# LISTED RECORDS start

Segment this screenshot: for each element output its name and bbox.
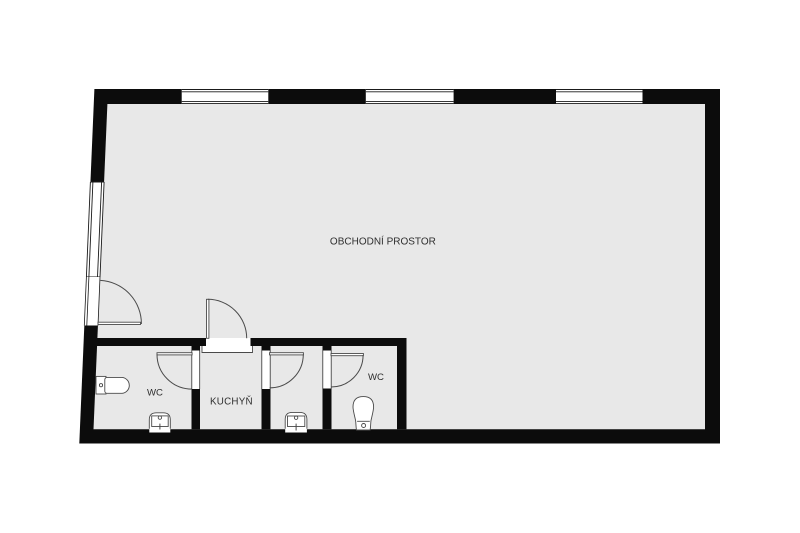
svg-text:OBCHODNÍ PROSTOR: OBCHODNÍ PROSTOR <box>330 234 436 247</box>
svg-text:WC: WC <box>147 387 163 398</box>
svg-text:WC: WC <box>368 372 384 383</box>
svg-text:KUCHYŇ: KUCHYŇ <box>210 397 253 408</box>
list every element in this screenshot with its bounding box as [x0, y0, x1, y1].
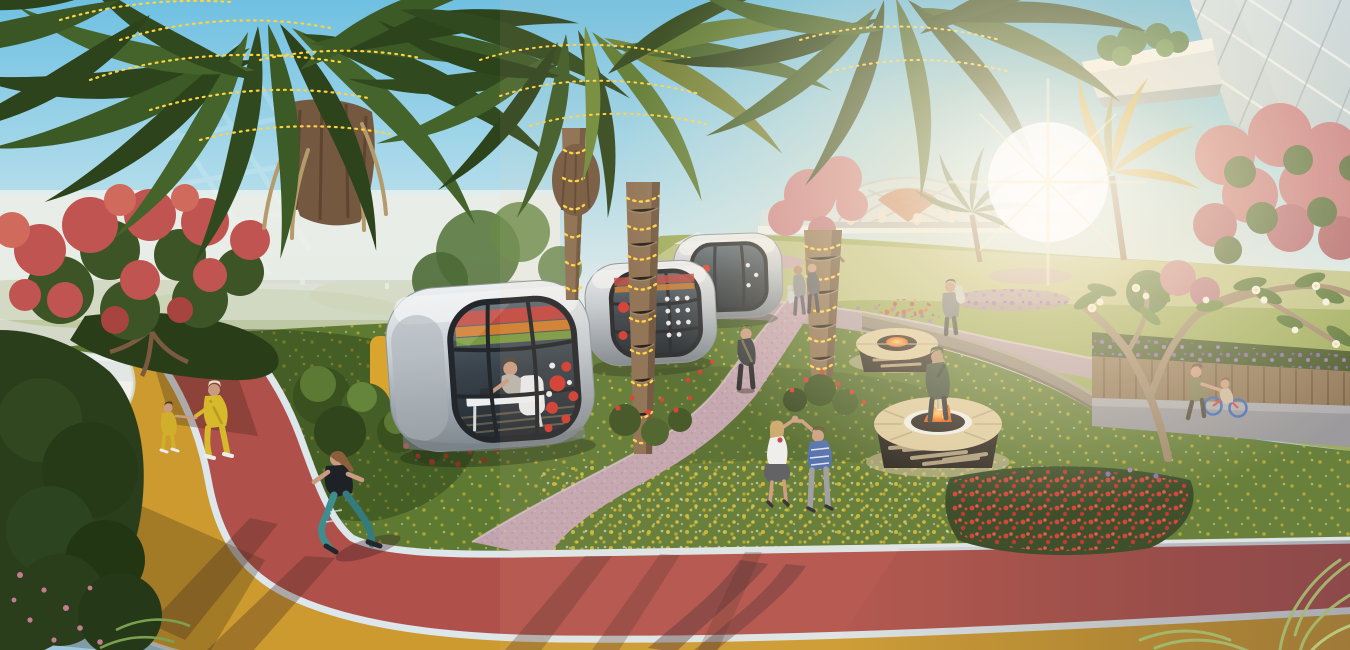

# LISTED RECORDS end

» REQUIRED WORK
Reproduce each item above word for word, omitting the pictures.

» SOLUTION BELOW
Segment this screenshot: for each element output its name and bbox.
svg-text:OBCHODNÍ PROSTOR: OBCHODNÍ PROSTOR <box>330 234 436 247</box>
svg-text:WC: WC <box>147 387 163 398</box>
svg-text:WC: WC <box>368 372 384 383</box>
svg-text:KUCHYŇ: KUCHYŇ <box>210 397 253 408</box>
list every element in this screenshot with its bounding box as [x0, y0, x1, y1].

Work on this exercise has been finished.